### Vorliegender Text
↓

Meist gilt hier wirklich der Grundsatz: you get what you pay for.
Der E10K ist meiner Erfahrung nach als günstiges Einsteigergerät durchaus brauchbar, entfaltet bei vielen Kopfhörern jedoch nicht sonderlich viel Potenzial.
Für den Fostex würde ich lieber etwas sparen und vielleicht in die 200-250 Euro Klasse investieren. Vorzugsweise natürlich in ein externes (USB-)Gerät, welches dir nicht sämtliche Inteferenzen des Rechners auffängt.

Gaming-Soundkarten kommen für mich persönlich aus produktiven Gründen nicht infrage.
Allein schon bei den miserablen Softwares und Klangverzerrern rollen sich mir die Fußnägel hoch. Der Output hat meines Erachtens linear und unangetastet zu bleiben. Für das individuelle Sounding ist der Kopfhörer zuständig.

Diesbezüglich wirst du im Netz aber auf völlig unterschiedliche Meinungen treffen. Gerade bei Kopfhörerverstärkern scheiden sich die Geister. Mitunter auch in ihre Extreme, bei denen der eine mit Onboard niemals glücklicher sein kann und der andere selbst mit einem 600 Euro Verstärker noch nicht zufrieden ist. Speziell im Bereich Gaming gibt es dann noch jene Gruppierungen, welche auf eine besonders gute Ortung wert legen und diesbzeüglich lediglich auf konventionelle Soundkarten vertrauen.

↑

### Aufgaben
A. Aus welchem Grund wird im Text über Kopfhörerverstärker ein externes (USB-)Gerät empfohlen? Antworte in ein bis drei Sätzen.
B. Prüfe, ob die folgenden Aussagen zum Text über Kopfhörerverstärker passen. Antworte jeweils mit Ja oder Nein und zitiere die entscheidenden Worte genau.
(i) Der E10K holt aus vielen Kopfhörern viel Potenzial heraus.
(ii) Für das individuelle Sounding ist der Kopfhörer zuständig.
(iii) Im Netz sind sich alle über Kopfhörerverstärker einig.
C. Schreib aus dem Text über Kopfhörerverstärker den Abschnitt ab, der bei „Meist gilt hier“ anfängt und bei „der Kopfhörer zuständig.“ aufhört.

Einträge zu umrahmten Elementen

↓

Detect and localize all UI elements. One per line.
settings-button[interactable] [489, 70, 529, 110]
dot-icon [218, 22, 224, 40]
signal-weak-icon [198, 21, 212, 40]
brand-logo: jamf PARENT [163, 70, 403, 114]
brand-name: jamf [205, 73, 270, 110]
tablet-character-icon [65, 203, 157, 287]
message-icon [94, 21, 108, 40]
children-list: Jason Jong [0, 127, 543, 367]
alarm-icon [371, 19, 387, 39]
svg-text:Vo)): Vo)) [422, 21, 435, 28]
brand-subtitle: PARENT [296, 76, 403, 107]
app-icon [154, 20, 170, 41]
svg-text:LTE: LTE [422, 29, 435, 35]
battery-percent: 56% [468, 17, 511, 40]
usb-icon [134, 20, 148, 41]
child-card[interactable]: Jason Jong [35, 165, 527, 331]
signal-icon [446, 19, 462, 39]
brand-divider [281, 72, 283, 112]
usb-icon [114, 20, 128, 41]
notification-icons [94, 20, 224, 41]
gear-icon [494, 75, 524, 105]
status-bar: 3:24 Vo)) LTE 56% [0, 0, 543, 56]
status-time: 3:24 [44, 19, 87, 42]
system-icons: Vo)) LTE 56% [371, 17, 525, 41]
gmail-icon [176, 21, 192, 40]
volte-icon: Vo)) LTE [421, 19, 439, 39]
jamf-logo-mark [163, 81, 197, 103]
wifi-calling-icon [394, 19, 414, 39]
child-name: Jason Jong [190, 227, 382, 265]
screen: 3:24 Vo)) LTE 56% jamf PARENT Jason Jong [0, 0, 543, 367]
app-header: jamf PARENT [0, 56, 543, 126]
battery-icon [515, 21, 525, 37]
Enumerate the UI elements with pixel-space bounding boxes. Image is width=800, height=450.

↑
↓

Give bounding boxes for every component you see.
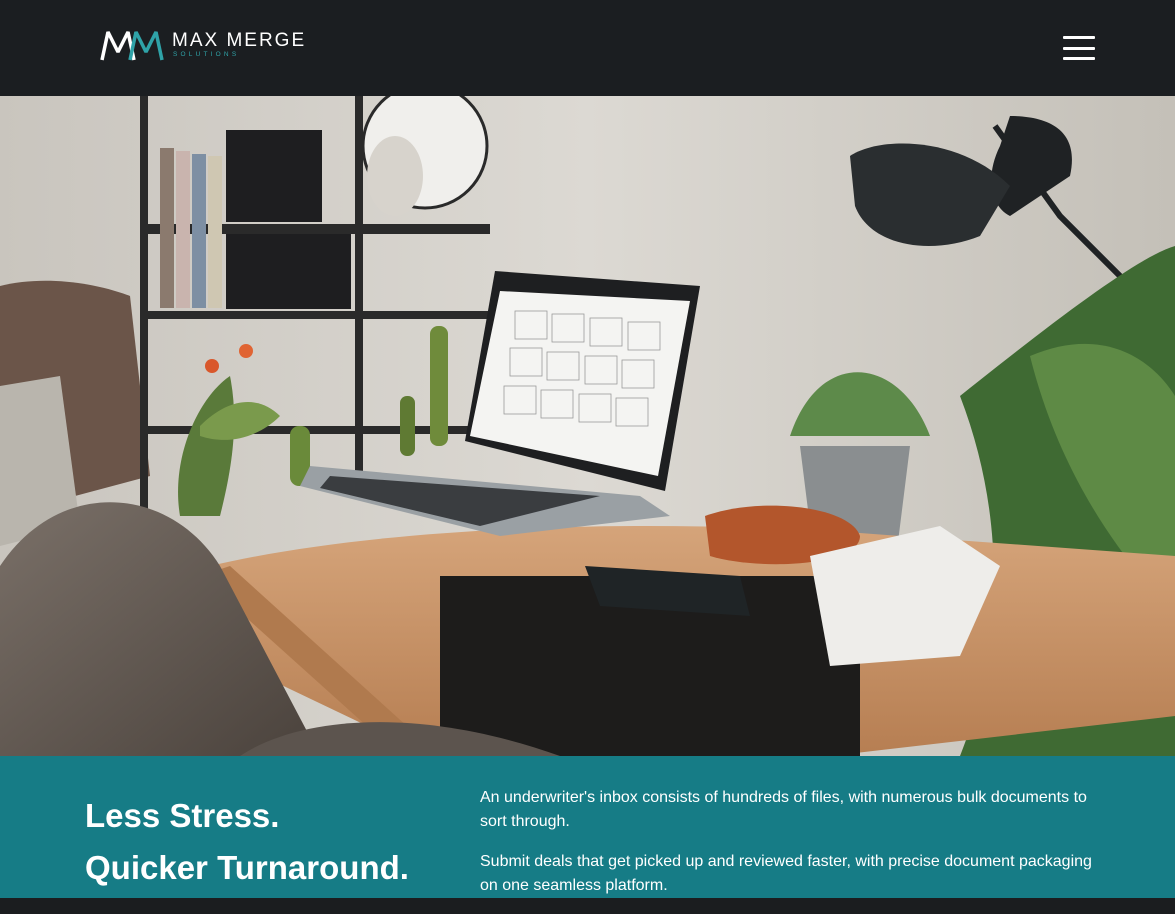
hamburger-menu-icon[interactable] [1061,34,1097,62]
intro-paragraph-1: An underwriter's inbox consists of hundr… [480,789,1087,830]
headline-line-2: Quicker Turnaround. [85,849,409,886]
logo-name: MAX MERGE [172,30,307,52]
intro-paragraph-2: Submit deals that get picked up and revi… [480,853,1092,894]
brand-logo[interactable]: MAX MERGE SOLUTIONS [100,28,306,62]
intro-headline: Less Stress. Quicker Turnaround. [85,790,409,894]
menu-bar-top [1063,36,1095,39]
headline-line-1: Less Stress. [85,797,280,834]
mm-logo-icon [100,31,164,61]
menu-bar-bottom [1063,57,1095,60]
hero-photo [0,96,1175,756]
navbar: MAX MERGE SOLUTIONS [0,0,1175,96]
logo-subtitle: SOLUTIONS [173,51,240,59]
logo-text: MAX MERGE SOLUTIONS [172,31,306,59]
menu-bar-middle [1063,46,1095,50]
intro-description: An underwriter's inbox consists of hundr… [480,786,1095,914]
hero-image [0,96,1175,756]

↑

### Antworten je Aufgabe
A. Ein externes (USB-)Gerät fängt nicht sämtliche Störungen des Rechners auf. Deshalb wird es vorgezogen.

B.
(i) Nein: „entfaltet bei vielen Kopfhörern jedoch nicht sonderlich viel Potenzial“
(ii) Ja: „Für das individuelle Sounding ist der Kopfhörer zuständig.“
(iii) Nein: „Gerade bei Kopfhörerverstärkern scheiden sich die Geister.“

C.
Meist gilt hier wirklich der Grundsatz: you get what you pay for.
Der E10K ist meiner Erfahrung nach als günstiges Einsteigergerät durchaus brauchbar, entfaltet bei vielen Kopfhörern jedoch nicht sonderlich viel Potenzial.
Für den Fostex würde ich lieber etwas sparen und vielleicht in die 200-250 Euro Klasse investieren. Vorzugsweise natürlich in ein externes (USB-)Gerät, welches dir nicht sämtliche Inteferenzen des Rechners auffängt.

Gaming-Soundkarten kommen für mich persönlich aus produktiven Gründen nicht infrage.
Allein schon bei den miserablen Softwares und Klangverzerrern rollen sich mir die Fußnägel hoch. Der Output hat meines Erachtens linear und unangetastet zu bleiben. Für das individuelle Sounding ist der Kopfhörer zuständig.